• THE PROBLEM: Write each line word for word, from the line that contains "Type out the text in this image." through the last line of the material below.
::: INFORMATION SHOWN
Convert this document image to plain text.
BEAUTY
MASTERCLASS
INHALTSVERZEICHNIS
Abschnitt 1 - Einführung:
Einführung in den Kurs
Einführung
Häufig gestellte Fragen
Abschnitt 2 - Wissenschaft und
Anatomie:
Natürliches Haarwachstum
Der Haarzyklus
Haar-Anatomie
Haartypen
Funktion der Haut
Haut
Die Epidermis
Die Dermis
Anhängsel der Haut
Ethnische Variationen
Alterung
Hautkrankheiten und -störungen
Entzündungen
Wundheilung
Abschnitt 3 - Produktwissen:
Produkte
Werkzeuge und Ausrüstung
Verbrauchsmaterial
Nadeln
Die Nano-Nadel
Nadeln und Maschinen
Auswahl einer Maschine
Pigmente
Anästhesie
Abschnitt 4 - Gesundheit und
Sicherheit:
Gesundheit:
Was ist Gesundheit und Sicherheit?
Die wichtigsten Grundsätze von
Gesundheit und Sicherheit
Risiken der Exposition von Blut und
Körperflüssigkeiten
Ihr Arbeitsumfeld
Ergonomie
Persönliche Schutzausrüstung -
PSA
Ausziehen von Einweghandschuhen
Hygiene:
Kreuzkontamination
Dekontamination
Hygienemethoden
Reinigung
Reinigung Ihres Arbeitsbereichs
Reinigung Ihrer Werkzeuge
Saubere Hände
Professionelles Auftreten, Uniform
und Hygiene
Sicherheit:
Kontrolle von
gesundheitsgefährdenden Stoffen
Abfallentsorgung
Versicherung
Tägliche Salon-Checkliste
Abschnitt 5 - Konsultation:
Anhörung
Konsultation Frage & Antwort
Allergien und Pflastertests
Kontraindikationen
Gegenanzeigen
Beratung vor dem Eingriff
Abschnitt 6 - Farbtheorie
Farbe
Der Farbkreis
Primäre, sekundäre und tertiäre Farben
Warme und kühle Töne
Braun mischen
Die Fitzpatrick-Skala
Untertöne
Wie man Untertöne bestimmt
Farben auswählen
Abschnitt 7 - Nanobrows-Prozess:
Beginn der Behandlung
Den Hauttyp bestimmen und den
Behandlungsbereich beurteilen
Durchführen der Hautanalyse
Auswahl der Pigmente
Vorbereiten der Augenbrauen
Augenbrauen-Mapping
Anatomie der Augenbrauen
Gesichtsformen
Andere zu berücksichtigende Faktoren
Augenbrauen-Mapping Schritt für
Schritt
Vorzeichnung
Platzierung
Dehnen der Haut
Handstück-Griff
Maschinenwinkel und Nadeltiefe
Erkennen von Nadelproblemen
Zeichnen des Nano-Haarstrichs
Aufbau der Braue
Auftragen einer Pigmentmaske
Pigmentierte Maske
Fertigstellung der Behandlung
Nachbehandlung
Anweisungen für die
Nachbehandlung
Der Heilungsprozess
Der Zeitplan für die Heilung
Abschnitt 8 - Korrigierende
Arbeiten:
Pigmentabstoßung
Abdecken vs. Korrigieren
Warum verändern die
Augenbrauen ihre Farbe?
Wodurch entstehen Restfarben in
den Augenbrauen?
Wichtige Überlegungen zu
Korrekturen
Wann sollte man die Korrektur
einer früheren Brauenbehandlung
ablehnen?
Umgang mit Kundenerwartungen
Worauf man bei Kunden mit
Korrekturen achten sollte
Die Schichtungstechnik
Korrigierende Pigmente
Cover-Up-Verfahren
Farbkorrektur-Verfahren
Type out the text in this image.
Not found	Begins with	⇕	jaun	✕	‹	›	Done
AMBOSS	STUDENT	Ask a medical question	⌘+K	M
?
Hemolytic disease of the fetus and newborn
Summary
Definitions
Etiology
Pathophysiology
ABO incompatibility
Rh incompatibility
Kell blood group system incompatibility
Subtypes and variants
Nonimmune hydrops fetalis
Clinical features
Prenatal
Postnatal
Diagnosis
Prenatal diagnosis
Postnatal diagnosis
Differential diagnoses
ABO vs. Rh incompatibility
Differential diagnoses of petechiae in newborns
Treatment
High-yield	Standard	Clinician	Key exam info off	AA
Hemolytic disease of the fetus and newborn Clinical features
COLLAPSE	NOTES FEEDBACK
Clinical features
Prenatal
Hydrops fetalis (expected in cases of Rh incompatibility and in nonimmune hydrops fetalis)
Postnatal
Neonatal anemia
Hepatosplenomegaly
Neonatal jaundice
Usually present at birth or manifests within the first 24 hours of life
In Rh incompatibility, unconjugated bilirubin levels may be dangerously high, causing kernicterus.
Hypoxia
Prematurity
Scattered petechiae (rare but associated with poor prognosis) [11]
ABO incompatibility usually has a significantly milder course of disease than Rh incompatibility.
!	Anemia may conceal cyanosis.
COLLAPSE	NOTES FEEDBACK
::::::
• SOLUTION FOR THIS PROBLEM:
Type out the text in this image.
Not found	Begins with	⇕	jaun	✕	‹	›	Done
AMBOSS	STUDENT	Ask a medical question	⌘+K	M
?
Hemolytic disease of the fetus and newborn
Summary
Definitions
Etiology
Pathophysiology
ABO incompatibility
Rh incompatibility
Kell blood group system incompatibility
Subtypes and variants
Nonimmune hydrops fetalis
Clinical features
Prenatal
Postnatal
Diagnosis
Prenatal diagnosis
Postnatal diagnosis
Differential diagnoses
ABO vs. Rh incompatibility
Differential diagnoses of petechiae in newborns
Treatment
High-yield	Standard	Clinician	Key exam info off	AA
Hemolytic disease of the fetus and newborn Clinical features
COLLAPSE	NOTES FEEDBACK
Clinical features
Prenatal
Hydrops fetalis (expected in cases of Rh incompatibility and in nonimmune hydrops fetalis)
Postnatal
Neonatal anemia
Hepatosplenomegaly
Neonatal jaundice
Usually present at birth or manifests within the first 24 hours of life
In Rh incompatibility, unconjugated bilirubin levels may be dangerously high, causing kernicterus.
Hypoxia
Prematurity
Scattered petechiae (rare but associated with poor prognosis) [11]
ABO incompatibility usually has a significantly milder course of disease than Rh incompatibility.
!	Anemia may conceal cyanosis.
COLLAPSE	NOTES FEEDBACK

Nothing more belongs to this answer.